» **Set task**
Write out the Scuwl package description in full, keeping every line and character unchanged.

* start Reading text *

Metadata-Version: 2.1
Name: scuwl
Version: 1.0
Summary: SCuWl, Simple custom wordlist generator.
Home-page: https://github.com/petebuffon/scuwl
Author: Pete Buffon
Author-email: pabuffon@gmail.com
Project-URL: Bug Tracker, https://github.com/petebuffon/scuwl/issues
Classifier: Programming Language :: Python :: 3
Classifier: License :: OSI Approved :: MIT License
Classifier: Operating System :: OS Independent
Requires-Python: >=3.8
Description-Content-Type: text/markdown
License-File: LICENSE
Requires-Dist: aiohttp (>=3.8.3)
Requires-Dist: bs4 (>=0.0.1)
Requires-Dist: lxml (>=4.9.1)


# 💀 Scuwl 💀

## Simple custom wordlist generator

Scuwl (skull) is a Python CLI program that quickly and easily generates a wordlist from a webpage. The idea for Scuwl was inspired by the program Cewl. Scuwl defaults to a crawling depth of zero and most webpages return a wordlist in less than a second. Using a crawling depth of one generally takes a few minutes.

* end Reading text *
* start Excerpted records *

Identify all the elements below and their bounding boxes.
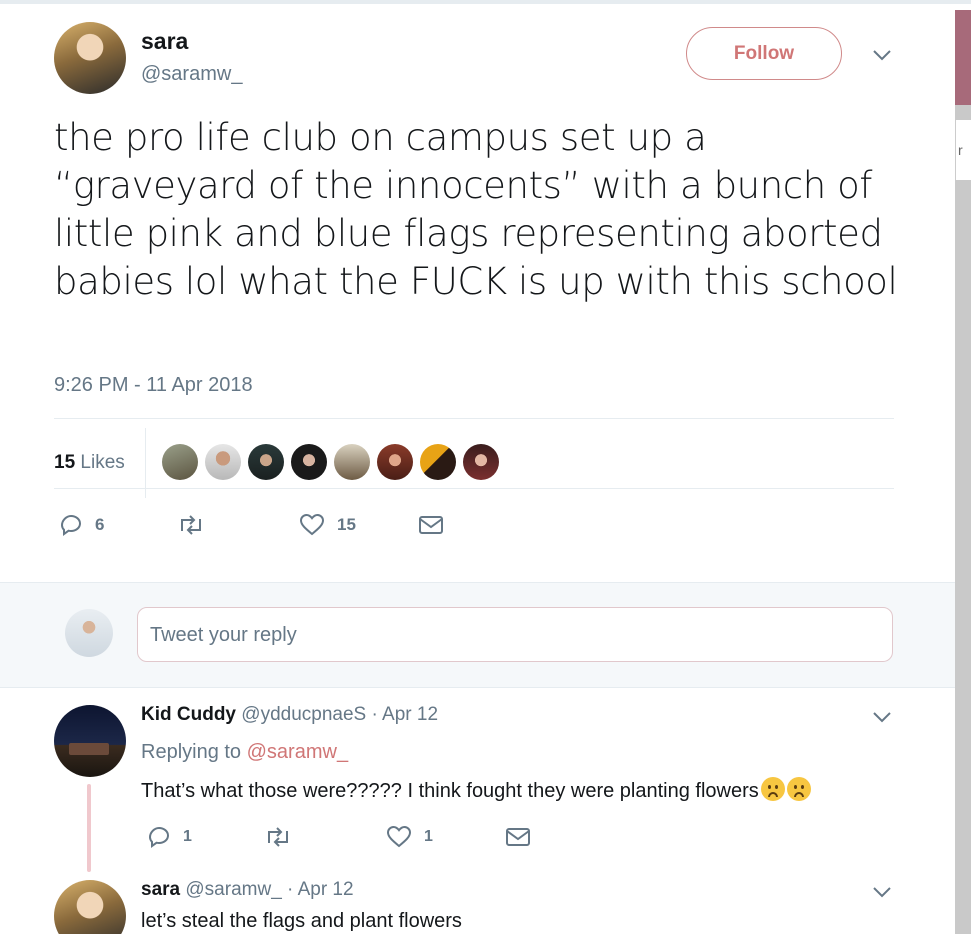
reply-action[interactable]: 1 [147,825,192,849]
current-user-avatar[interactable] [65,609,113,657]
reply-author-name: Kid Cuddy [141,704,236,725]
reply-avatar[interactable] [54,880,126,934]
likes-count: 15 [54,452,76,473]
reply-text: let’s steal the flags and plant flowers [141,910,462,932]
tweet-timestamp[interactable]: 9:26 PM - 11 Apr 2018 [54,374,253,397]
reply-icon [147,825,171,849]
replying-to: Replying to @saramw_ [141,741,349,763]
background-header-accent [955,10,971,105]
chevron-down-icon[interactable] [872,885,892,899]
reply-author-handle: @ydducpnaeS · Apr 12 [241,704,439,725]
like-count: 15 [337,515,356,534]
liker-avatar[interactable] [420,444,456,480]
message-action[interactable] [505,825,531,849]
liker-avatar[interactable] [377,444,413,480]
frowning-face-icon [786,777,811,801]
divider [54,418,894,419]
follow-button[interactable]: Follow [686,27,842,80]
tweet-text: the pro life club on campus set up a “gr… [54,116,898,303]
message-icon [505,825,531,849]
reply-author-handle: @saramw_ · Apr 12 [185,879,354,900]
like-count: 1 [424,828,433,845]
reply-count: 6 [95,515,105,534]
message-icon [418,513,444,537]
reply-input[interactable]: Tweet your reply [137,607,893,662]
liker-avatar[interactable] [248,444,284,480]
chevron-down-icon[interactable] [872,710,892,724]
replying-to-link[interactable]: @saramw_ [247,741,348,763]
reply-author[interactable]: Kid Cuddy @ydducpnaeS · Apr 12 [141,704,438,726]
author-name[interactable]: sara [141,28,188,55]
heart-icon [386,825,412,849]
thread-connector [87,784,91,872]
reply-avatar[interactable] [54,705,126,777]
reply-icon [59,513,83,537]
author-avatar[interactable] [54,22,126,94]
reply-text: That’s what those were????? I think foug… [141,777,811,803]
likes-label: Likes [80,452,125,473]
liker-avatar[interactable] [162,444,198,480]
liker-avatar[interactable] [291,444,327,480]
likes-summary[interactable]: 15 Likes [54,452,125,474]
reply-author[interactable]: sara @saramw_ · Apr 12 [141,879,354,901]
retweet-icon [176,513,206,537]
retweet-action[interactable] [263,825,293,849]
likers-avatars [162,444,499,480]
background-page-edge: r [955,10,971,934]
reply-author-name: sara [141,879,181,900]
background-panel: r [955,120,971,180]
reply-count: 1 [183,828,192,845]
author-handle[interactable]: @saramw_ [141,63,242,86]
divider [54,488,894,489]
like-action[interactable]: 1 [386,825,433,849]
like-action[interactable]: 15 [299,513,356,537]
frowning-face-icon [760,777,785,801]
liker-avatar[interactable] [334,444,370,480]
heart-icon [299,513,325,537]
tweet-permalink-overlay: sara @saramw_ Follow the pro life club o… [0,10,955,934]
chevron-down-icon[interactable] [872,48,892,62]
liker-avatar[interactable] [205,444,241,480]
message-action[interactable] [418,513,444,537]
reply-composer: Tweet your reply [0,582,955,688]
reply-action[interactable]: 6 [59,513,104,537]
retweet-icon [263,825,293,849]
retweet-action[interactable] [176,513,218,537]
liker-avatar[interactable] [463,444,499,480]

* end Excerpted records *

» **Result of this task**
Metadata-Version: 2.1
Name: scuwl
Version: 1.0
Summary: SCuWl, Simple custom wordlist generator.
Home-page: https://github.com/petebuffon/scuwl
Author: Pete Buffon
Author-email: pabuffon@gmail.com
Project-URL: Bug Tracker, https://github.com/petebuffon/scuwl/issues
Classifier: Programming Language :: Python :: 3
Classifier: License :: OSI Approved :: MIT License
Classifier: Operating System :: OS Independent
Requires-Python: >=3.8
Description-Content-Type: text/markdown
License-File: LICENSE
Requires-Dist: aiohttp (>=3.8.3)
Requires-Dist: bs4 (>=0.0.1)
Requires-Dist: lxml (>=4.9.1)


# 💀 Scuwl 💀

## Simple custom wordlist generator

Scuwl (skull) is a Python CLI program that quickly and easily generates a wordlist from a webpage. The idea for Scuwl was inspired by the program Cewl. Scuwl defaults to a crawling depth of zero and most webpages return a wordlist in less than a second. Using a crawling depth of one generally takes a few minutes.